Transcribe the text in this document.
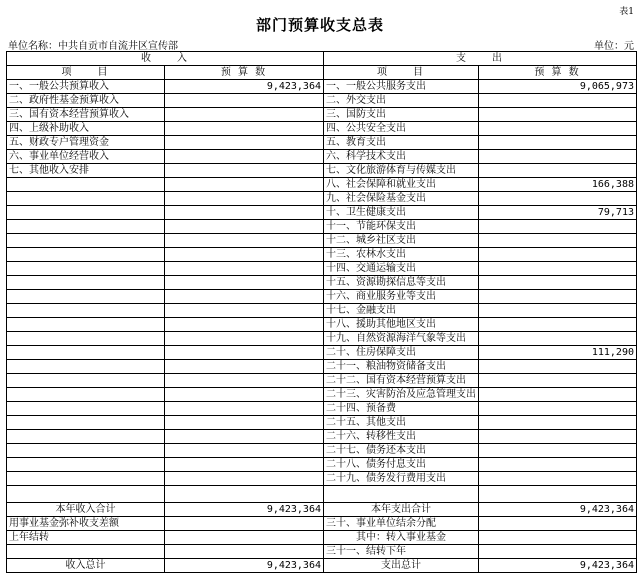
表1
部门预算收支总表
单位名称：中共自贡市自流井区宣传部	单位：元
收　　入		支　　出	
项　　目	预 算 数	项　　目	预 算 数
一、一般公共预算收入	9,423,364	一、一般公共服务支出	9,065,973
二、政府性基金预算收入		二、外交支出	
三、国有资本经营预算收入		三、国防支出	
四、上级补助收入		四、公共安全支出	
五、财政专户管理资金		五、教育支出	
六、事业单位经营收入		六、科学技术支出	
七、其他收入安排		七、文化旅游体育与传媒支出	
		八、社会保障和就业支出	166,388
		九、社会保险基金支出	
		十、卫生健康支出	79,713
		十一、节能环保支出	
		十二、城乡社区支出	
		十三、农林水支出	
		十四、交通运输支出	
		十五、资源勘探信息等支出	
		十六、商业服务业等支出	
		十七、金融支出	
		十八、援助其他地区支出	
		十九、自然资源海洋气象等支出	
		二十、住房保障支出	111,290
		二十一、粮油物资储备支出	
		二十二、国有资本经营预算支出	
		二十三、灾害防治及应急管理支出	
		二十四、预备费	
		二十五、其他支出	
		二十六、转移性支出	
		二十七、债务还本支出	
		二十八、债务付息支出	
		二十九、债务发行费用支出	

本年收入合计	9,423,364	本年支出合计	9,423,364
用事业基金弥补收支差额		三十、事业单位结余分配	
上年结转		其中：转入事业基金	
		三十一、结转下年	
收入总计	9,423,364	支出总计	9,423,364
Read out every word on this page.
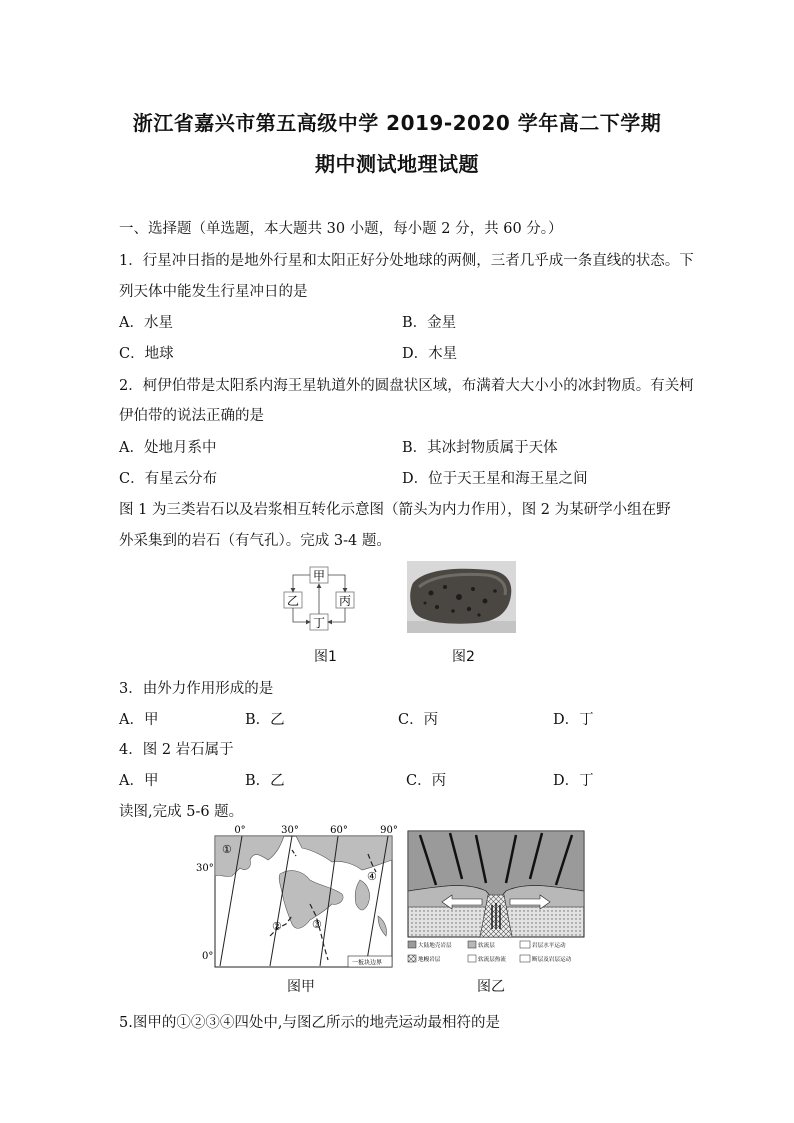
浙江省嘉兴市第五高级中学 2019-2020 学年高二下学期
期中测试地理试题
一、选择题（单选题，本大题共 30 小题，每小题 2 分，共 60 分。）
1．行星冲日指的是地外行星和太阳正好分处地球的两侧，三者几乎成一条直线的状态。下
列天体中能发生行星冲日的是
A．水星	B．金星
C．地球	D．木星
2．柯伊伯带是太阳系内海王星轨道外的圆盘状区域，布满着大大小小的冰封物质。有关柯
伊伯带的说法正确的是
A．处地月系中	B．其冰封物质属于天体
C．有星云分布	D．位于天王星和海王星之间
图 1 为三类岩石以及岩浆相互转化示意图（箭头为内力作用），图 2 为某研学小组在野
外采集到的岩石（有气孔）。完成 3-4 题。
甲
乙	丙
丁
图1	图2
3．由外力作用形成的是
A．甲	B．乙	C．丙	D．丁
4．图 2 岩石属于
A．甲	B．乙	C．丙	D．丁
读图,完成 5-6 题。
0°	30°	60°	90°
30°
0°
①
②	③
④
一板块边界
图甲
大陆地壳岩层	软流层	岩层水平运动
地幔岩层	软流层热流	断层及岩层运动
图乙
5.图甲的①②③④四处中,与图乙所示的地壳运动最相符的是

**What is expected:** Your answer should be one number: how many lines of the listing include the word "this".

**Completed exercise:** 2